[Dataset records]
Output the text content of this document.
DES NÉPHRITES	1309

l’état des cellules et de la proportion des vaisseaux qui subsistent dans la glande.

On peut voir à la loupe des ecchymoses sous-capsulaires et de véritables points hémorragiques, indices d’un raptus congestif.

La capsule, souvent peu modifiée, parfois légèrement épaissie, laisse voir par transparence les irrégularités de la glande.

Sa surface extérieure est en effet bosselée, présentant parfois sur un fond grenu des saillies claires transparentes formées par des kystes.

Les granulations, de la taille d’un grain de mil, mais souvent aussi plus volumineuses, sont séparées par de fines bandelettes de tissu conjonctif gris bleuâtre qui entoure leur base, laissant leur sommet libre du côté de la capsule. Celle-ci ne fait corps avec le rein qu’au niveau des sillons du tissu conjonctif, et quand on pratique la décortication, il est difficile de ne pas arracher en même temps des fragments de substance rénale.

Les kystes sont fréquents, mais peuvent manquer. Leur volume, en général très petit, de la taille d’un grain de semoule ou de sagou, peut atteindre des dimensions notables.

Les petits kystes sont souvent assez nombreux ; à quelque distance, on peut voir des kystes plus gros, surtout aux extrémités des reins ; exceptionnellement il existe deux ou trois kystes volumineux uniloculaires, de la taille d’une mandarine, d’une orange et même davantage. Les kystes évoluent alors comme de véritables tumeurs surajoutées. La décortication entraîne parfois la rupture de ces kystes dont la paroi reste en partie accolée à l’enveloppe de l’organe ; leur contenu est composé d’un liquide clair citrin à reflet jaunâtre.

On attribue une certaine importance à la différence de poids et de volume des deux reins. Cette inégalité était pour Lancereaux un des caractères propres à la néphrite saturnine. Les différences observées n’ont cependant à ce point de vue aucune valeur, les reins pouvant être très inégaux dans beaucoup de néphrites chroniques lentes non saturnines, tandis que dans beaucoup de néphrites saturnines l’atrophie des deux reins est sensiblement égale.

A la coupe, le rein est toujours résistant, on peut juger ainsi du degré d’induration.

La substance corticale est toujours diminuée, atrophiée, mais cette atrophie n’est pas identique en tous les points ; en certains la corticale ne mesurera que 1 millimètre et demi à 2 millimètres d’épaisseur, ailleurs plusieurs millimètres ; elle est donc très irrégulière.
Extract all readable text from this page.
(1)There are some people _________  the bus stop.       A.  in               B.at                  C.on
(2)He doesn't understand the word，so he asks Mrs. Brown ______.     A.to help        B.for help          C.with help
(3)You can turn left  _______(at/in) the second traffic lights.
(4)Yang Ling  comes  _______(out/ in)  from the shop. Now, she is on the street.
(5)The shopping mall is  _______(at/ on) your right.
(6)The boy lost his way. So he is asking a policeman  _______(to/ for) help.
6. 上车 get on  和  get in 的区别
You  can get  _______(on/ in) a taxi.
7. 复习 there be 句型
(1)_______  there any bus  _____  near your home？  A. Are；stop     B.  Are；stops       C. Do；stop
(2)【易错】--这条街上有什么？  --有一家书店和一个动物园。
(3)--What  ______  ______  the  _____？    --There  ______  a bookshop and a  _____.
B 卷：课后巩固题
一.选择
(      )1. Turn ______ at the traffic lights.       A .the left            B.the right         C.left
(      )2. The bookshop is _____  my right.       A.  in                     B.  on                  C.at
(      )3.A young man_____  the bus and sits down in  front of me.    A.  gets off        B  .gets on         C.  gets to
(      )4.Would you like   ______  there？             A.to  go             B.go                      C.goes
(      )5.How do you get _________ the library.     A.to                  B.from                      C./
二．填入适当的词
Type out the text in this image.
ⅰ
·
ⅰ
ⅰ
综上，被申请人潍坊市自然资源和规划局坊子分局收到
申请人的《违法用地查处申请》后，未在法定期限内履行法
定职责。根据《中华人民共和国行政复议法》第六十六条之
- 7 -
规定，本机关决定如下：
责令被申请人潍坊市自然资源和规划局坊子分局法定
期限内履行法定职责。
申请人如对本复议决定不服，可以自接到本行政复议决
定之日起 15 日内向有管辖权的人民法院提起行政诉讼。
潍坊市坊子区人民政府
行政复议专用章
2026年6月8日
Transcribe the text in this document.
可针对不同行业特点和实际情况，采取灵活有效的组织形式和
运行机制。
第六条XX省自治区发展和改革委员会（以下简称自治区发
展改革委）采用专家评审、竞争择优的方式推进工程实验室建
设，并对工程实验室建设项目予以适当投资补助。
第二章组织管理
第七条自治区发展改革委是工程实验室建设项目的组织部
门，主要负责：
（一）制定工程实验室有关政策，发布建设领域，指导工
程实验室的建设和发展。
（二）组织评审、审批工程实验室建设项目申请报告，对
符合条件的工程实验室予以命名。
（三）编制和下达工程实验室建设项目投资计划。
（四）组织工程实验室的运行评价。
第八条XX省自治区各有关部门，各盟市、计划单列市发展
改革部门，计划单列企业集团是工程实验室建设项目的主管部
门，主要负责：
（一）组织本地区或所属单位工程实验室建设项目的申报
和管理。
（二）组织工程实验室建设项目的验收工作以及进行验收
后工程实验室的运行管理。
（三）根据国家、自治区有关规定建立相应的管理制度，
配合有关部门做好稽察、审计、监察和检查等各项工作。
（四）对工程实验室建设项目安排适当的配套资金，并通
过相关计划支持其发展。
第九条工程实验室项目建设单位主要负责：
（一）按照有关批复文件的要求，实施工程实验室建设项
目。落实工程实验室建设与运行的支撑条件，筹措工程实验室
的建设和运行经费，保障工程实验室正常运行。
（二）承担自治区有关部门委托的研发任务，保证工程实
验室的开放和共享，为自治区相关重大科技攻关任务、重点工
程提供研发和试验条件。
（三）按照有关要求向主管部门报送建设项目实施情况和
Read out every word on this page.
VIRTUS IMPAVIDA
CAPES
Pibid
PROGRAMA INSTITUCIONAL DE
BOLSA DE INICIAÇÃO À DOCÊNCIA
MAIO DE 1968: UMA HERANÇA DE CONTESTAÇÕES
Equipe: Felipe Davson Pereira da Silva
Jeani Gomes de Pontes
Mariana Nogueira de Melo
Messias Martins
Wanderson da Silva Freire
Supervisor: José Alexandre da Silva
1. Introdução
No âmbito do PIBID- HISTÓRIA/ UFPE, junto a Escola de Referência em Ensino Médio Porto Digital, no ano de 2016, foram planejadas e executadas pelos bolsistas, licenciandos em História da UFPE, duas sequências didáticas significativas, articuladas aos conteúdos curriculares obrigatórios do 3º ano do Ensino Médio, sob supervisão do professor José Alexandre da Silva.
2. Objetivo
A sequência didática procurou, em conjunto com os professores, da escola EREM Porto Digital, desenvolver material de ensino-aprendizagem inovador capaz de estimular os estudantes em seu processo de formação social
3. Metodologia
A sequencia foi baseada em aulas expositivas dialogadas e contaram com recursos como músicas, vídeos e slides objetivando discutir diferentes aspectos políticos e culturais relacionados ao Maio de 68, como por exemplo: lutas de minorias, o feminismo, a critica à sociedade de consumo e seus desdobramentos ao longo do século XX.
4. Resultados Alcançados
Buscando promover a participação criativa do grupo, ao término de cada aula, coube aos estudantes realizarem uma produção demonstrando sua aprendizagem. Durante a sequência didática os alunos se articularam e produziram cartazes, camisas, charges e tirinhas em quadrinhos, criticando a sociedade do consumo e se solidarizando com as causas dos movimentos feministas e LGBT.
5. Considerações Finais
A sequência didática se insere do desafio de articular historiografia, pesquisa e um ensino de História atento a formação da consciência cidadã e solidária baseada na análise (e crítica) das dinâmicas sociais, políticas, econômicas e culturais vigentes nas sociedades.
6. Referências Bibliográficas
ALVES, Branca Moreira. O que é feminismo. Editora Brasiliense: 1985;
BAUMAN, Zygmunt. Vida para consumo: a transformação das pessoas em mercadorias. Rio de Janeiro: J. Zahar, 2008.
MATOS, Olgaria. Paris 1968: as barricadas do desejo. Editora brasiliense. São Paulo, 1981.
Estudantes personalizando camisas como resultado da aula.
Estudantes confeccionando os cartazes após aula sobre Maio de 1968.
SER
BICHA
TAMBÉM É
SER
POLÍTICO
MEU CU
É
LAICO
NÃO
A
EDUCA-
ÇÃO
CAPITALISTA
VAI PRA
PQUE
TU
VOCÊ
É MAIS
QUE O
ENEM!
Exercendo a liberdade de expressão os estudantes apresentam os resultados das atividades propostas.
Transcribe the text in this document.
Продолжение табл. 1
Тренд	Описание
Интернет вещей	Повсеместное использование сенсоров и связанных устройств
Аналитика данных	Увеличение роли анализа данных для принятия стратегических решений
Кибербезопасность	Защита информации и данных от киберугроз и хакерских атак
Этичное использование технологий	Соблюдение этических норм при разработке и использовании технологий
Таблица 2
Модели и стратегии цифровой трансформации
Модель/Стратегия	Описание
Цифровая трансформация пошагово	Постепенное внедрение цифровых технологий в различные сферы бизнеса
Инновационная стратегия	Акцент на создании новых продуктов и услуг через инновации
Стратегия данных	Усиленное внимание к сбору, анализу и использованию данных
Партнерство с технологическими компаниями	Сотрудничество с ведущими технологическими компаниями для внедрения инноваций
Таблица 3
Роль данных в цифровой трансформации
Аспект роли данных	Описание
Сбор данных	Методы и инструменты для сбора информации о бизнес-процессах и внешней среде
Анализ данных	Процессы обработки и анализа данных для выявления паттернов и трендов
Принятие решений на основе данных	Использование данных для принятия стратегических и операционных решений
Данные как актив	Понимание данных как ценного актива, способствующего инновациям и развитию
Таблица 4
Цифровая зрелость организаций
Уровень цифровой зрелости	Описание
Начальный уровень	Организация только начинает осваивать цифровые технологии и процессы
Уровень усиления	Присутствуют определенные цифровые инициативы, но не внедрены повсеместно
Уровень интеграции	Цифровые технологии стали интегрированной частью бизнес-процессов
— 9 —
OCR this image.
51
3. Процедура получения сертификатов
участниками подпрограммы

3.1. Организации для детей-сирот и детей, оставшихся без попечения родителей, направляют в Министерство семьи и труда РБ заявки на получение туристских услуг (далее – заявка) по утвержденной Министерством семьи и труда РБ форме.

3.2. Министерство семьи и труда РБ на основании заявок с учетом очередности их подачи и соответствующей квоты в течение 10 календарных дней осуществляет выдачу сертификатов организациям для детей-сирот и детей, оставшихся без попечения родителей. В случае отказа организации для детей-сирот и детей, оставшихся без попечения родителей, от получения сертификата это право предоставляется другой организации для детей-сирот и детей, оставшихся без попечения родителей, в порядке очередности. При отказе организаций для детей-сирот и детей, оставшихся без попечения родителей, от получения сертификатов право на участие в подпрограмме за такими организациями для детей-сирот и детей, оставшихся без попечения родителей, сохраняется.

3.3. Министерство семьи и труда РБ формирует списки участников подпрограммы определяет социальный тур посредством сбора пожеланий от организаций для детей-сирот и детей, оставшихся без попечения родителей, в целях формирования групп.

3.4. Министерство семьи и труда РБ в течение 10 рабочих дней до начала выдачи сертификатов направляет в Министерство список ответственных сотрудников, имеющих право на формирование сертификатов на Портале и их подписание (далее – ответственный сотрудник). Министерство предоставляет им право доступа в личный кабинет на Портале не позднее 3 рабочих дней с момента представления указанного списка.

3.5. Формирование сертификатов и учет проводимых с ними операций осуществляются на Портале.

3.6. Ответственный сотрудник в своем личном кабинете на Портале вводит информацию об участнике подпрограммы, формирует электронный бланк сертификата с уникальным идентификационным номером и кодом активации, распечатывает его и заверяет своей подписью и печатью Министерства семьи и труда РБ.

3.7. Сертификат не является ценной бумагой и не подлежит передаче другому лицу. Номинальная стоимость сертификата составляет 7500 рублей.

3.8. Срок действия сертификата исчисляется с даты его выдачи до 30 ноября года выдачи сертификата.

PROBLEM STATEMENT:
Select all lines in the listing that include the word "bookshop".

CORRECT OUTPUT:
(3)--What  ______  ______  the  _____？    --There  ______  a bookshop and a  _____.
(      )2. The bookshop is _____  my right.       A.  in                     B.  on                  C.at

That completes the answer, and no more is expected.